Work to be completed
Could you transcribe the material below exactly, without leaving out a single line?

Data provided
....

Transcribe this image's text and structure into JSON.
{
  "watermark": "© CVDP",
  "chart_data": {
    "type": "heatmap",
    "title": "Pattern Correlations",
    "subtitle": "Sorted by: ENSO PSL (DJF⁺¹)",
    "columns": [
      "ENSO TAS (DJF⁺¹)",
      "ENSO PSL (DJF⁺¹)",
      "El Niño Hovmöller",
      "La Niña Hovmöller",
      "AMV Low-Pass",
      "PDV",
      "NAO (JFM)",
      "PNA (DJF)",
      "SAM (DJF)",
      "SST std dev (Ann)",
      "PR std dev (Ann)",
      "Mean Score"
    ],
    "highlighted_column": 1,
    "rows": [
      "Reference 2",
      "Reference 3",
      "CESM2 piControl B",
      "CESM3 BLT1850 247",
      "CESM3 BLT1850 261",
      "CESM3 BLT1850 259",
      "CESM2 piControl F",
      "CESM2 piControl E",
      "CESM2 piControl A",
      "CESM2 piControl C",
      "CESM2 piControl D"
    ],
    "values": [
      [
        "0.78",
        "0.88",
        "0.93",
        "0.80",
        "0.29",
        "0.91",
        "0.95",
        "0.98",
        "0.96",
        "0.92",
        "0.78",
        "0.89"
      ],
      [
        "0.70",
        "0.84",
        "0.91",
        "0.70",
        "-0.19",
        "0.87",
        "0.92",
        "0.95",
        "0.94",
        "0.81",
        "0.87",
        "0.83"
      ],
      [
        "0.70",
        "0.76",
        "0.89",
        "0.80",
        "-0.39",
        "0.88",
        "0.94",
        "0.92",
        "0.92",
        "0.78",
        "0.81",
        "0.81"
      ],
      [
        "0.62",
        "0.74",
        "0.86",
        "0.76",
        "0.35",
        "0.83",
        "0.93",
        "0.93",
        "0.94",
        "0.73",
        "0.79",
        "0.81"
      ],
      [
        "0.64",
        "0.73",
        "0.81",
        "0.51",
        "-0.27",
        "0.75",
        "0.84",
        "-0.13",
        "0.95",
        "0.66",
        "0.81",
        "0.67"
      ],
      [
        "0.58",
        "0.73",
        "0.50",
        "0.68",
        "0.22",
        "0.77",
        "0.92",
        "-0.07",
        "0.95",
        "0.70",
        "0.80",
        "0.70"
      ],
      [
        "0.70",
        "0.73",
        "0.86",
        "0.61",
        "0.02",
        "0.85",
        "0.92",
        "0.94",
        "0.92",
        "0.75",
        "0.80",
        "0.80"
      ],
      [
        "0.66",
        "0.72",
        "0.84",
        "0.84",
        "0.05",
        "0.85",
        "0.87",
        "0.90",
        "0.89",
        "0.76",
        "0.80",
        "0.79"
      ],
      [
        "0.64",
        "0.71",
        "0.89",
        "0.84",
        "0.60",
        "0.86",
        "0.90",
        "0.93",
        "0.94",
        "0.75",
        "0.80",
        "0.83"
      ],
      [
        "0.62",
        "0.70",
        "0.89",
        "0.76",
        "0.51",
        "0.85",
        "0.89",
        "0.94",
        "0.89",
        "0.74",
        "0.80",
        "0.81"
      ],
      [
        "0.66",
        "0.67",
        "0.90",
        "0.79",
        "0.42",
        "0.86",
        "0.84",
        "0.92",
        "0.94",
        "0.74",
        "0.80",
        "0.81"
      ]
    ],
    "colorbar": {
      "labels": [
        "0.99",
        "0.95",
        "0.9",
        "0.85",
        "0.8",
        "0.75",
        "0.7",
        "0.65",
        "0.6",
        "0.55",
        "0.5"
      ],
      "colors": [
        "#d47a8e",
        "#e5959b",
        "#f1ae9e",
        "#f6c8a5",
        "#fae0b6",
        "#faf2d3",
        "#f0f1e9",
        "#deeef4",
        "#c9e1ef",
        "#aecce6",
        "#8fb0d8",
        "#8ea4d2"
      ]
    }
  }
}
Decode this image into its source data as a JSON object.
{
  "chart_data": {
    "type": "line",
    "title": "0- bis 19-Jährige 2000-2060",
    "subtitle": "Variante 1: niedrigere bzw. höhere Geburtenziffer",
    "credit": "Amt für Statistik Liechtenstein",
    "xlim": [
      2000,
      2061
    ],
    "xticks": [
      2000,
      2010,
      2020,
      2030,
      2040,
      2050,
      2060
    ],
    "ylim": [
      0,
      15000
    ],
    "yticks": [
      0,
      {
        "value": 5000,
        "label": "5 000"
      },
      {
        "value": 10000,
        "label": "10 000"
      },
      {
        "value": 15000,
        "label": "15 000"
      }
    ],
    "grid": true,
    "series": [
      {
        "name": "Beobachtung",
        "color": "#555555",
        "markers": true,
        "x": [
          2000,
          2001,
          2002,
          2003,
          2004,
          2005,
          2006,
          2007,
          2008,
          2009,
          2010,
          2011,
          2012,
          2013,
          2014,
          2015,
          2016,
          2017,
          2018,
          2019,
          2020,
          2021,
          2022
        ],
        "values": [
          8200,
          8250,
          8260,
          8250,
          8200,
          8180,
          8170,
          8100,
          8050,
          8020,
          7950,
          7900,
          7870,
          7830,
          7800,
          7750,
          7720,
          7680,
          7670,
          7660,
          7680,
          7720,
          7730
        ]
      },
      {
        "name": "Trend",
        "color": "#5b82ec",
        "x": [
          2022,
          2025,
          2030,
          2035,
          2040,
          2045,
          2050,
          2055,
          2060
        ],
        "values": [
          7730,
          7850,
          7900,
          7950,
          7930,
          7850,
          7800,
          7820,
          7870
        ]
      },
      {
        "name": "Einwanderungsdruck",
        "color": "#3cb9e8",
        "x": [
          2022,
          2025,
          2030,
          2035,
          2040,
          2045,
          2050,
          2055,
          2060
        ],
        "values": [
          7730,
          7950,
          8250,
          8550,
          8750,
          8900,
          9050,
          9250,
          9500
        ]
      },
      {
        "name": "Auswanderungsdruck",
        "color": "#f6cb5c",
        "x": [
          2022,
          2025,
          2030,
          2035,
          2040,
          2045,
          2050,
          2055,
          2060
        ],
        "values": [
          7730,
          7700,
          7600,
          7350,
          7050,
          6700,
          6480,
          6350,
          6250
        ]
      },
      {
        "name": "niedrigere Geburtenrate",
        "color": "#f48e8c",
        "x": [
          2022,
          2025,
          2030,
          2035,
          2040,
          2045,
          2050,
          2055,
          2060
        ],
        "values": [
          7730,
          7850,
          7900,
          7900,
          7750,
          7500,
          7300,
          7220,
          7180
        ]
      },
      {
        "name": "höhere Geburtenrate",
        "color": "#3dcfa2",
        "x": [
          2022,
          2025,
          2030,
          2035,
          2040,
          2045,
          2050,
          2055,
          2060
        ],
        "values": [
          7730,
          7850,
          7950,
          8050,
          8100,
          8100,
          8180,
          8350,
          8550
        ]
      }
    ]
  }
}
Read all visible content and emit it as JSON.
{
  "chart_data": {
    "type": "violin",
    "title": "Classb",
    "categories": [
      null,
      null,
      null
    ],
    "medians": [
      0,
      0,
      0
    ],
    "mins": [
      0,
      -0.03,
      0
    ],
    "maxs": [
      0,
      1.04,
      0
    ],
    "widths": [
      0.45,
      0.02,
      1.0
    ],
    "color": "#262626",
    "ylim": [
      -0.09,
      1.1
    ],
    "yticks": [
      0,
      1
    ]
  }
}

....

Result
Transcribe this image's text and structure into JSON.
{
  "watermark": "© CVDP",
  "chart_data": {
    "type": "heatmap",
    "title": "Pattern Correlations",
    "subtitle": "Sorted by: ENSO PSL (DJF⁺¹)",
    "columns": [
      "ENSO TAS (DJF⁺¹)",
      "ENSO PSL (DJF⁺¹)",
      "El Niño Hovmöller",
      "La Niña Hovmöller",
      "AMV Low-Pass",
      "PDV",
      "NAO (JFM)",
      "PNA (DJF)",
      "SAM (DJF)",
      "SST std dev (Ann)",
      "PR std dev (Ann)",
      "Mean Score"
    ],
    "highlighted_column": 1,
    "rows": [
      "Reference 2",
      "Reference 3",
      "CESM2 piControl B",
      "CESM3 BLT1850 247",
      "CESM3 BLT1850 261",
      "CESM3 BLT1850 259",
      "CESM2 piControl F",
      "CESM2 piControl E",
      "CESM2 piControl A",
      "CESM2 piControl C",
      "CESM2 piControl D"
    ],
    "values": [
      [
        "0.78",
        "0.88",
        "0.93",
        "0.80",
        "0.29",
        "0.91",
        "0.95",
        "0.98",
        "0.96",
        "0.92",
        "0.78",
        "0.89"
      ],
      [
        "0.70",
        "0.84",
        "0.91",
        "0.70",
        "-0.19",
        "0.87",
        "0.92",
        "0.95",
        "0.94",
        "0.81",
        "0.87",
        "0.83"
      ],
      [
        "0.70",
        "0.76",
        "0.89",
        "0.80",
        "-0.39",
        "0.88",
        "0.94",
        "0.92",
        "0.92",
        "0.78",
        "0.81",
        "0.81"
      ],
      [
        "0.62",
        "0.74",
        "0.86",
        "0.76",
        "0.35",
        "0.83",
        "0.93",
        "0.93",
        "0.94",
        "0.73",
        "0.79",
        "0.81"
      ],
      [
        "0.64",
        "0.73",
        "0.81",
        "0.51",
        "-0.27",
        "0.75",
        "0.84",
        "-0.13",
        "0.95",
        "0.66",
        "0.81",
        "0.67"
      ],
      [
        "0.58",
        "0.73",
        "0.50",
        "0.68",
        "0.22",
        "0.77",
        "0.92",
        "-0.07",
        "0.95",
        "0.70",
        "0.80",
        "0.70"
      ],
      [
        "0.70",
        "0.73",
        "0.86",
        "0.61",
        "0.02",
        "0.85",
        "0.92",
        "0.94",
        "0.92",
        "0.75",
        "0.80",
        "0.80"
      ],
      [
        "0.66",
        "0.72",
        "0.84",
        "0.84",
        "0.05",
        "0.85",
        "0.87",
        "0.90",
        "0.89",
        "0.76",
        "0.80",
        "0.79"
      ],
      [
        "0.64",
        "0.71",
        "0.89",
        "0.84",
        "0.60",
        "0.86",
        "0.90",
        "0.93",
        "0.94",
        "0.75",
        "0.80",
        "0.83"
      ],
      [
        "0.62",
        "0.70",
        "0.89",
        "0.76",
        "0.51",
        "0.85",
        "0.89",
        "0.94",
        "0.89",
        "0.74",
        "0.80",
        "0.81"
      ],
      [
        "0.66",
        "0.67",
        "0.90",
        "0.79",
        "0.42",
        "0.86",
        "0.84",
        "0.92",
        "0.94",
        "0.74",
        "0.80",
        "0.81"
      ]
    ],
    "colorbar": {
      "labels": [
        "0.99",
        "0.95",
        "0.9",
        "0.85",
        "0.8",
        "0.75",
        "0.7",
        "0.65",
        "0.6",
        "0.55",
        "0.5"
      ],
      "colors": [
        "#d47a8e",
        "#e5959b",
        "#f1ae9e",
        "#f6c8a5",
        "#fae0b6",
        "#faf2d3",
        "#f0f1e9",
        "#deeef4",
        "#c9e1ef",
        "#aecce6",
        "#8fb0d8",
        "#8ea4d2"
      ]
    }
  }
}
Decode this image into its source data as a JSON object.
{
  "chart_data": {
    "type": "line",
    "title": "0- bis 19-Jährige 2000-2060",
    "subtitle": "Variante 1: niedrigere bzw. höhere Geburtenziffer",
    "credit": "Amt für Statistik Liechtenstein",
    "xlim": [
      2000,
      2061
    ],
    "xticks": [
      2000,
      2010,
      2020,
      2030,
      2040,
      2050,
      2060
    ],
    "ylim": [
      0,
      15000
    ],
    "yticks": [
      0,
      {
        "value": 5000,
        "label": "5 000"
      },
      {
        "value": 10000,
        "label": "10 000"
      },
      {
        "value": 15000,
        "label": "15 000"
      }
    ],
    "grid": true,
    "series": [
      {
        "name": "Beobachtung",
        "color": "#555555",
        "markers": true,
        "x": [
          2000,
          2001,
          2002,
          2003,
          2004,
          2005,
          2006,
          2007,
          2008,
          2009,
          2010,
          2011,
          2012,
          2013,
          2014,
          2015,
          2016,
          2017,
          2018,
          2019,
          2020,
          2021,
          2022
        ],
        "values": [
          8200,
          8250,
          8260,
          8250,
          8200,
          8180,
          8170,
          8100,
          8050,
          8020,
          7950,
          7900,
          7870,
          7830,
          7800,
          7750,
          7720,
          7680,
          7670,
          7660,
          7680,
          7720,
          7730
        ]
      },
      {
        "name": "Trend",
        "color": "#5b82ec",
        "x": [
          2022,
          2025,
          2030,
          2035,
          2040,
          2045,
          2050,
          2055,
          2060
        ],
        "values": [
          7730,
          7850,
          7900,
          7950,
          7930,
          7850,
          7800,
          7820,
          7870
        ]
      },
      {
        "name": "Einwanderungsdruck",
        "color": "#3cb9e8",
        "x": [
          2022,
          2025,
          2030,
          2035,
          2040,
          2045,
          2050,
          2055,
          2060
        ],
        "values": [
          7730,
          7950,
          8250,
          8550,
          8750,
          8900,
          9050,
          9250,
          9500
        ]
      },
      {
        "name": "Auswanderungsdruck",
        "color": "#f6cb5c",
        "x": [
          2022,
          2025,
          2030,
          2035,
          2040,
          2045,
          2050,
          2055,
          2060
        ],
        "values": [
          7730,
          7700,
          7600,
          7350,
          7050,
          6700,
          6480,
          6350,
          6250
        ]
      },
      {
        "name": "niedrigere Geburtenrate",
        "color": "#f48e8c",
        "x": [
          2022,
          2025,
          2030,
          2035,
          2040,
          2045,
          2050,
          2055,
          2060
        ],
        "values": [
          7730,
          7850,
          7900,
          7900,
          7750,
          7500,
          7300,
          7220,
          7180
        ]
      },
      {
        "name": "höhere Geburtenrate",
        "color": "#3dcfa2",
        "x": [
          2022,
          2025,
          2030,
          2035,
          2040,
          2045,
          2050,
          2055,
          2060
        ],
        "values": [
          7730,
          7850,
          7950,
          8050,
          8100,
          8100,
          8180,
          8350,
          8550
        ]
      }
    ]
  }
}
Read all visible content and emit it as JSON.
{
  "chart_data": {
    "type": "violin",
    "title": "Classb",
    "categories": [
      null,
      null,
      null
    ],
    "medians": [
      0,
      0,
      0
    ],
    "mins": [
      0,
      -0.03,
      0
    ],
    "maxs": [
      0,
      1.04,
      0
    ],
    "widths": [
      0.45,
      0.02,
      1.0
    ],
    "color": "#262626",
    "ylim": [
      -0.09,
      1.1
    ],
    "yticks": [
      0,
      1
    ]
  }
}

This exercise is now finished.